Task requirements: Print all records exactly, leaving nothing out.
— Start of Provided information —
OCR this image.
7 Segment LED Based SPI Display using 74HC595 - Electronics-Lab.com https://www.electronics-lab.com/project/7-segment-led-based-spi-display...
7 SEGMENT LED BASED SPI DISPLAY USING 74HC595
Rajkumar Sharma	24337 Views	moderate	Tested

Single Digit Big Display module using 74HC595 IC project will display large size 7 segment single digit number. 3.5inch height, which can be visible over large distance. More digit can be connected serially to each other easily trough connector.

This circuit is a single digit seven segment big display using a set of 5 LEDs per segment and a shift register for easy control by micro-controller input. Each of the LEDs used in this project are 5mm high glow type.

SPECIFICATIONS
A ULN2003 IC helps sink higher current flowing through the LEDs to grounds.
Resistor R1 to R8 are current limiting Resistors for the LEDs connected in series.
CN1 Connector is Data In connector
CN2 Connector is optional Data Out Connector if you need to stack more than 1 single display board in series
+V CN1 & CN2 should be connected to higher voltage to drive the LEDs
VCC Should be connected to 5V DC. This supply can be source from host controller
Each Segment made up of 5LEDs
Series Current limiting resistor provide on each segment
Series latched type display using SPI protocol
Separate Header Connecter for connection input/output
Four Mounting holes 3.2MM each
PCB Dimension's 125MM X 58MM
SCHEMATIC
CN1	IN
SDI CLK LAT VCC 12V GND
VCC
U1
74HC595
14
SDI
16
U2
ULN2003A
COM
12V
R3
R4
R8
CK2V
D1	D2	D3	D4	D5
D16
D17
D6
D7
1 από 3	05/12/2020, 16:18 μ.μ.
— End of Provided information —
Answer to the task:
OCR this image.
7 Segment LED Based SPI Display using 74HC595 - Electronics-Lab.com https://www.electronics-lab.com/project/7-segment-led-based-spi-display...
7 SEGMENT LED BASED SPI DISPLAY USING 74HC595
Rajkumar Sharma	24337 Views	moderate	Tested

Single Digit Big Display module using 74HC595 IC project will display large size 7 segment single digit number. 3.5inch height, which can be visible over large distance. More digit can be connected serially to each other easily trough connector.

This circuit is a single digit seven segment big display using a set of 5 LEDs per segment and a shift register for easy control by micro-controller input. Each of the LEDs used in this project are 5mm high glow type.

SPECIFICATIONS
A ULN2003 IC helps sink higher current flowing through the LEDs to grounds.
Resistor R1 to R8 are current limiting Resistors for the LEDs connected in series.
CN1 Connector is Data In connector
CN2 Connector is optional Data Out Connector if you need to stack more than 1 single display board in series
+V CN1 & CN2 should be connected to higher voltage to drive the LEDs
VCC Should be connected to 5V DC. This supply can be source from host controller
Each Segment made up of 5LEDs
Series Current limiting resistor provide on each segment
Series latched type display using SPI protocol
Separate Header Connecter for connection input/output
Four Mounting holes 3.2MM each
PCB Dimension's 125MM X 58MM
SCHEMATIC
CN1	IN
SDI CLK LAT VCC 12V GND
VCC
U1
74HC595
14
SDI
16
U2
ULN2003A
COM
12V
R3
R4
R8
CK2V
D1	D2	D3	D4	D5
D16
D17
D6
D7
1 από 3	05/12/2020, 16:18 μ.μ.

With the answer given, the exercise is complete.